[[ RECORDS SHOWN open ]]
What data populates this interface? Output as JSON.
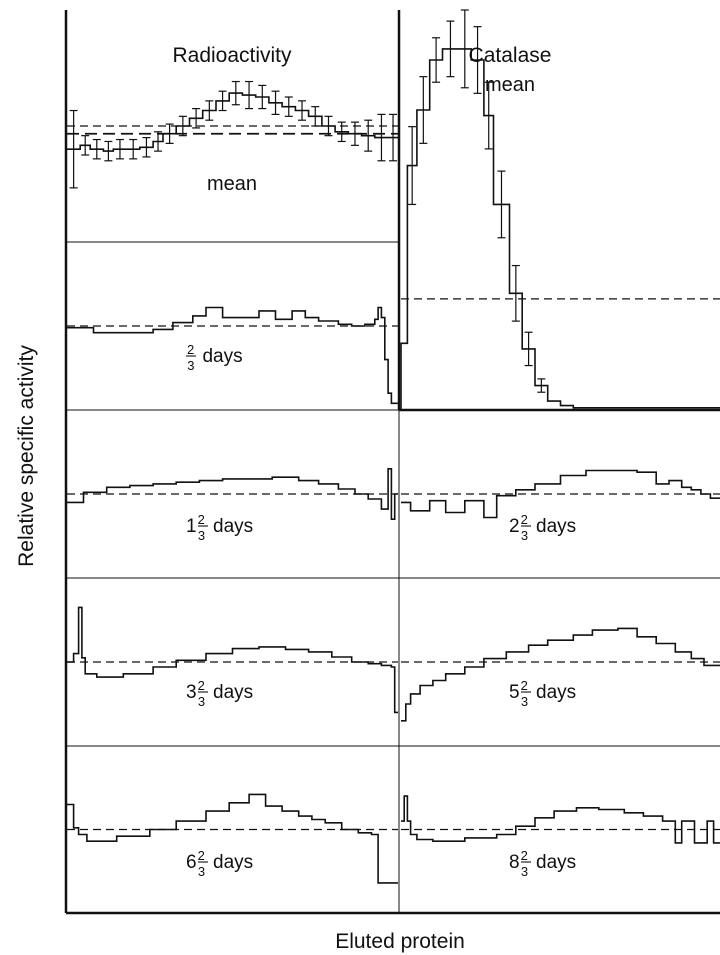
{
  "figure": {
    "xlabel": "Eluted protein",
    "ylabel": "Relative specific activity",
    "baseline_value": 1.0,
    "colors": {
      "line": "#111111",
      "background": "#ffffff"
    }
  },
  "chart_data": [
    {
      "type": "step",
      "id": "radioactivity-mean",
      "title": "Radioactivity",
      "label": "mean",
      "column": "left",
      "y_range": [
        0.4,
        1.6
      ],
      "fractions": [
        0.0,
        0.04,
        0.07,
        0.11,
        0.14,
        0.18,
        0.22,
        0.26,
        0.29,
        0.33,
        0.37,
        0.41,
        0.45,
        0.49,
        0.53,
        0.57,
        0.61,
        0.65,
        0.69,
        0.73,
        0.77,
        0.81,
        0.85,
        0.89,
        0.93,
        0.97,
        1.0
      ],
      "values": [
        0.88,
        0.9,
        0.88,
        0.87,
        0.88,
        0.88,
        0.89,
        0.92,
        0.96,
        1.0,
        1.04,
        1.08,
        1.13,
        1.17,
        1.16,
        1.15,
        1.12,
        1.1,
        1.08,
        1.05,
        1.0,
        0.97,
        0.96,
        0.95,
        0.94,
        0.94
      ],
      "errors": [
        0.2,
        0.05,
        0.05,
        0.05,
        0.05,
        0.05,
        0.05,
        0.05,
        0.05,
        0.05,
        0.05,
        0.05,
        0.05,
        0.06,
        0.07,
        0.06,
        0.06,
        0.05,
        0.05,
        0.05,
        0.05,
        0.05,
        0.06,
        0.08,
        0.12,
        0.12
      ]
    },
    {
      "type": "step",
      "id": "catalase-mean",
      "title": "Catalase",
      "label": "mean",
      "column": "right",
      "y_range": [
        0.0,
        3.6
      ],
      "fractions": [
        0.0,
        0.02,
        0.05,
        0.09,
        0.13,
        0.18,
        0.22,
        0.26,
        0.29,
        0.34,
        0.38,
        0.42,
        0.46,
        0.5,
        0.54,
        1.0
      ],
      "values": [
        0.6,
        2.2,
        2.7,
        3.15,
        3.25,
        3.25,
        3.15,
        2.65,
        1.85,
        1.05,
        0.55,
        0.22,
        0.08,
        0.04,
        0.02
      ],
      "errors": [
        0.0,
        0.35,
        0.3,
        0.2,
        0.25,
        0.35,
        0.3,
        0.3,
        0.3,
        0.25,
        0.15,
        0.06,
        0.0,
        0.0,
        0.0
      ]
    },
    {
      "type": "step",
      "id": "radioactivity-two-thirds",
      "label": "2/3 days",
      "label_parts": {
        "whole": "",
        "num": "2",
        "den": "3",
        "unit": "days"
      },
      "column": "left",
      "y_range": [
        0.0,
        2.0
      ],
      "fractions": [
        0.0,
        0.08,
        0.18,
        0.26,
        0.32,
        0.38,
        0.42,
        0.47,
        0.52,
        0.58,
        0.63,
        0.68,
        0.72,
        0.76,
        0.82,
        0.86,
        0.9,
        0.93,
        0.94,
        0.95,
        0.96,
        0.97,
        0.98,
        1.0
      ],
      "values": [
        0.98,
        0.92,
        0.92,
        0.96,
        1.04,
        1.12,
        1.22,
        1.1,
        1.1,
        1.18,
        1.08,
        1.18,
        1.1,
        1.06,
        1.02,
        1.0,
        1.02,
        1.08,
        1.22,
        1.1,
        0.6,
        0.2,
        0.08
      ],
      "errors": []
    },
    {
      "type": "step",
      "id": "radioactivity-one-two-thirds",
      "label": "1 2/3 days",
      "label_parts": {
        "whole": "1",
        "num": "2",
        "den": "3",
        "unit": "days"
      },
      "column": "left",
      "y_range": [
        0.0,
        2.0
      ],
      "fractions": [
        0.0,
        0.05,
        0.12,
        0.19,
        0.26,
        0.33,
        0.4,
        0.47,
        0.54,
        0.62,
        0.7,
        0.76,
        0.82,
        0.87,
        0.91,
        0.95,
        0.97,
        0.98,
        0.99,
        1.0
      ],
      "values": [
        0.9,
        1.02,
        1.08,
        1.1,
        1.12,
        1.14,
        1.16,
        1.18,
        1.18,
        1.2,
        1.16,
        1.12,
        1.06,
        1.0,
        0.94,
        0.82,
        1.3,
        0.7,
        1.0
      ],
      "errors": []
    },
    {
      "type": "step",
      "id": "radioactivity-two-three-thirds",
      "label": "2 2/3 days",
      "label_parts": {
        "whole": "2",
        "num": "2",
        "den": "3",
        "unit": "days"
      },
      "column": "right",
      "y_range": [
        0.0,
        2.0
      ],
      "fractions": [
        0.0,
        0.03,
        0.09,
        0.14,
        0.2,
        0.26,
        0.3,
        0.36,
        0.42,
        0.5,
        0.58,
        0.66,
        0.74,
        0.8,
        0.84,
        0.88,
        0.91,
        0.94,
        0.97,
        1.0
      ],
      "values": [
        0.9,
        0.8,
        0.92,
        0.78,
        0.92,
        0.72,
        0.98,
        1.05,
        1.12,
        1.22,
        1.28,
        1.28,
        1.26,
        1.12,
        1.16,
        1.08,
        1.05,
        1.0,
        0.95
      ],
      "errors": []
    },
    {
      "type": "step",
      "id": "radioactivity-three-two-thirds",
      "label": "3 2/3 days",
      "label_parts": {
        "whole": "3",
        "num": "2",
        "den": "3",
        "unit": "days"
      },
      "column": "left",
      "y_range": [
        0.0,
        2.0
      ],
      "fractions": [
        0.0,
        0.02,
        0.035,
        0.045,
        0.055,
        0.09,
        0.17,
        0.26,
        0.33,
        0.42,
        0.5,
        0.58,
        0.66,
        0.73,
        0.8,
        0.86,
        0.91,
        0.95,
        0.98,
        0.99,
        1.0
      ],
      "values": [
        1.0,
        1.1,
        1.65,
        1.05,
        0.86,
        0.82,
        0.86,
        0.94,
        1.02,
        1.1,
        1.16,
        1.18,
        1.15,
        1.12,
        1.06,
        1.0,
        0.98,
        0.96,
        0.94,
        0.4
      ],
      "errors": []
    },
    {
      "type": "step",
      "id": "radioactivity-five-two-thirds",
      "label": "5 2/3 days",
      "label_parts": {
        "whole": "5",
        "num": "2",
        "den": "3",
        "unit": "days"
      },
      "column": "right",
      "y_range": [
        0.0,
        2.0
      ],
      "fractions": [
        0.0,
        0.015,
        0.03,
        0.06,
        0.1,
        0.14,
        0.2,
        0.26,
        0.33,
        0.4,
        0.46,
        0.54,
        0.6,
        0.68,
        0.74,
        0.8,
        0.86,
        0.91,
        0.95,
        1.0
      ],
      "values": [
        0.3,
        0.5,
        0.62,
        0.72,
        0.78,
        0.86,
        0.94,
        1.04,
        1.12,
        1.2,
        1.26,
        1.32,
        1.38,
        1.4,
        1.3,
        1.22,
        1.12,
        1.04,
        0.96
      ],
      "errors": []
    },
    {
      "type": "step",
      "id": "radioactivity-six-two-thirds",
      "label": "6 2/3 days",
      "label_parts": {
        "whole": "6",
        "num": "2",
        "den": "3",
        "unit": "days"
      },
      "column": "left",
      "y_range": [
        0.0,
        2.0
      ],
      "fractions": [
        0.0,
        0.02,
        0.035,
        0.06,
        0.15,
        0.25,
        0.33,
        0.42,
        0.49,
        0.55,
        0.6,
        0.65,
        0.7,
        0.74,
        0.78,
        0.83,
        0.88,
        0.92,
        0.94,
        1.0
      ],
      "values": [
        1.3,
        1.02,
        0.94,
        0.86,
        0.92,
        1.0,
        1.1,
        1.22,
        1.32,
        1.42,
        1.28,
        1.22,
        1.16,
        1.12,
        1.08,
        1.0,
        0.96,
        0.94,
        0.36
      ],
      "errors": []
    },
    {
      "type": "step",
      "id": "radioactivity-eight-two-thirds",
      "label": "8 2/3 days",
      "label_parts": {
        "whole": "8",
        "num": "2",
        "den": "3",
        "unit": "days"
      },
      "column": "right",
      "y_range": [
        0.0,
        2.0
      ],
      "fractions": [
        0.0,
        0.01,
        0.02,
        0.03,
        0.05,
        0.1,
        0.2,
        0.3,
        0.36,
        0.42,
        0.48,
        0.55,
        0.62,
        0.7,
        0.76,
        0.82,
        0.86,
        0.88,
        0.92,
        0.96,
        0.98,
        1.0
      ],
      "values": [
        1.1,
        1.4,
        1.1,
        0.94,
        0.88,
        0.86,
        0.9,
        0.94,
        1.04,
        1.14,
        1.22,
        1.26,
        1.24,
        1.2,
        1.16,
        1.1,
        0.84,
        1.1,
        0.84,
        1.1,
        0.84
      ],
      "errors": []
    }
  ]
}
[[ RECORDS SHOWN closed ]]
## WORK REQUIRED
Reproduce each line of the records in which the string "three" appears.

## WRITTEN RESPONSE
      "id": "radioactivity-two-three-thirds",
      "id": "radioactivity-three-two-thirds",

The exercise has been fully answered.